**To be done:**
Reproduce the whole listing, character for character.

**Provided data:**
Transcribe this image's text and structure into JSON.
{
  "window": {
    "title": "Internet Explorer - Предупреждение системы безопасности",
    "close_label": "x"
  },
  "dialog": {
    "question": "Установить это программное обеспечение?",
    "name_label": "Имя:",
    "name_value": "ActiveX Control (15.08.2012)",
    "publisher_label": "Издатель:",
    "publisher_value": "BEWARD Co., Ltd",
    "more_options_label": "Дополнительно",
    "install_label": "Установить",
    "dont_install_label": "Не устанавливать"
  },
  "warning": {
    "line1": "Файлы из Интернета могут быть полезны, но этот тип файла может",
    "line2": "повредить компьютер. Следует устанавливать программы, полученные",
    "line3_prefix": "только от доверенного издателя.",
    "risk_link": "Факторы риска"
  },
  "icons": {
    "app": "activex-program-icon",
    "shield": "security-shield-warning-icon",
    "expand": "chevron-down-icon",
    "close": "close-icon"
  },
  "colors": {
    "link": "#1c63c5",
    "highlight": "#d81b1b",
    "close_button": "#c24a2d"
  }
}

**Response to the task:**
Transcribe this image's text and structure into JSON.
{
  "window": {
    "title": "Internet Explorer - Предупреждение системы безопасности",
    "close_label": "x"
  },
  "dialog": {
    "question": "Установить это программное обеспечение?",
    "name_label": "Имя:",
    "name_value": "ActiveX Control (15.08.2012)",
    "publisher_label": "Издатель:",
    "publisher_value": "BEWARD Co., Ltd",
    "more_options_label": "Дополнительно",
    "install_label": "Установить",
    "dont_install_label": "Не устанавливать"
  },
  "warning": {
    "line1": "Файлы из Интернета могут быть полезны, но этот тип файла может",
    "line2": "повредить компьютер. Следует устанавливать программы, полученные",
    "line3_prefix": "только от доверенного издателя.",
    "risk_link": "Факторы риска"
  },
  "icons": {
    "app": "activex-program-icon",
    "shield": "security-shield-warning-icon",
    "expand": "chevron-down-icon",
    "close": "close-icon"
  },
  "colors": {
    "link": "#1c63c5",
    "highlight": "#d81b1b",
    "close_button": "#c24a2d"
  }
}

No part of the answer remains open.